INSTRUCTION >>
Transcribe all records exactly.

(Part of a data file)
──────────

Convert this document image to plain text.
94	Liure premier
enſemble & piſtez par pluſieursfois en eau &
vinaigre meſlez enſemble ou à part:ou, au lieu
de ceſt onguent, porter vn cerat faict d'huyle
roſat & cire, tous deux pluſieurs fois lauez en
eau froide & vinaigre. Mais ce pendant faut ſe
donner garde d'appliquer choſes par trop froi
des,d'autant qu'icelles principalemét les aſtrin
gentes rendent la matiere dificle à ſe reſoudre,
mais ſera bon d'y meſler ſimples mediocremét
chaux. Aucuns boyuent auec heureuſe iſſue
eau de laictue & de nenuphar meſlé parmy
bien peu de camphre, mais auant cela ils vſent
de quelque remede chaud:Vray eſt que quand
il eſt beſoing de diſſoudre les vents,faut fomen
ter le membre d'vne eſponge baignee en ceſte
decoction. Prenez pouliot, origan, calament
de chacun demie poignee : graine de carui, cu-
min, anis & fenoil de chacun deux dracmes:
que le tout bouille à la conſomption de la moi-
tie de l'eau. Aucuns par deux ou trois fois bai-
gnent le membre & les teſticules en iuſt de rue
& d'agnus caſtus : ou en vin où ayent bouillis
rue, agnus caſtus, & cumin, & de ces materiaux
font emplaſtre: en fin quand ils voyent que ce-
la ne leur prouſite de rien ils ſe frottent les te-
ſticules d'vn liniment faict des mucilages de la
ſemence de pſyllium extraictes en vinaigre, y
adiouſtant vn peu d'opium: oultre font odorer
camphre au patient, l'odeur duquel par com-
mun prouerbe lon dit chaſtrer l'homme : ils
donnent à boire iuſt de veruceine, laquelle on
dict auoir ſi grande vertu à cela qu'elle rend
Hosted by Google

──────────

TASK SOLUTION >>
Convert this document image to plain text.
94	Liure premier
enſemble & piſtez par pluſieursfois en eau &
vinaigre meſlez enſemble ou à part:ou, au lieu
de ceſt onguent, porter vn cerat faict d'huyle
roſat & cire, tous deux pluſieurs fois lauez en
eau froide & vinaigre. Mais ce pendant faut ſe
donner garde d'appliquer choſes par trop froi
des,d'autant qu'icelles principalemét les aſtrin
gentes rendent la matiere dificle à ſe reſoudre,
mais ſera bon d'y meſler ſimples mediocremét
chaux. Aucuns boyuent auec heureuſe iſſue
eau de laictue & de nenuphar meſlé parmy
bien peu de camphre, mais auant cela ils vſent
de quelque remede chaud:Vray eſt que quand
il eſt beſoing de diſſoudre les vents,faut fomen
ter le membre d'vne eſponge baignee en ceſte
decoction. Prenez pouliot, origan, calament
de chacun demie poignee : graine de carui, cu-
min, anis & fenoil de chacun deux dracmes:
que le tout bouille à la conſomption de la moi-
tie de l'eau. Aucuns par deux ou trois fois bai-
gnent le membre & les teſticules en iuſt de rue
& d'agnus caſtus : ou en vin où ayent bouillis
rue, agnus caſtus, & cumin, & de ces materiaux
font emplaſtre: en fin quand ils voyent que ce-
la ne leur prouſite de rien ils ſe frottent les te-
ſticules d'vn liniment faict des mucilages de la
ſemence de pſyllium extraictes en vinaigre, y
adiouſtant vn peu d'opium: oultre font odorer
camphre au patient, l'odeur duquel par com-
mun prouerbe lon dit chaſtrer l'homme : ils
donnent à boire iuſt de veruceine, laquelle on
dict auoir ſi grande vertu à cela qu'elle rend
Hosted by Google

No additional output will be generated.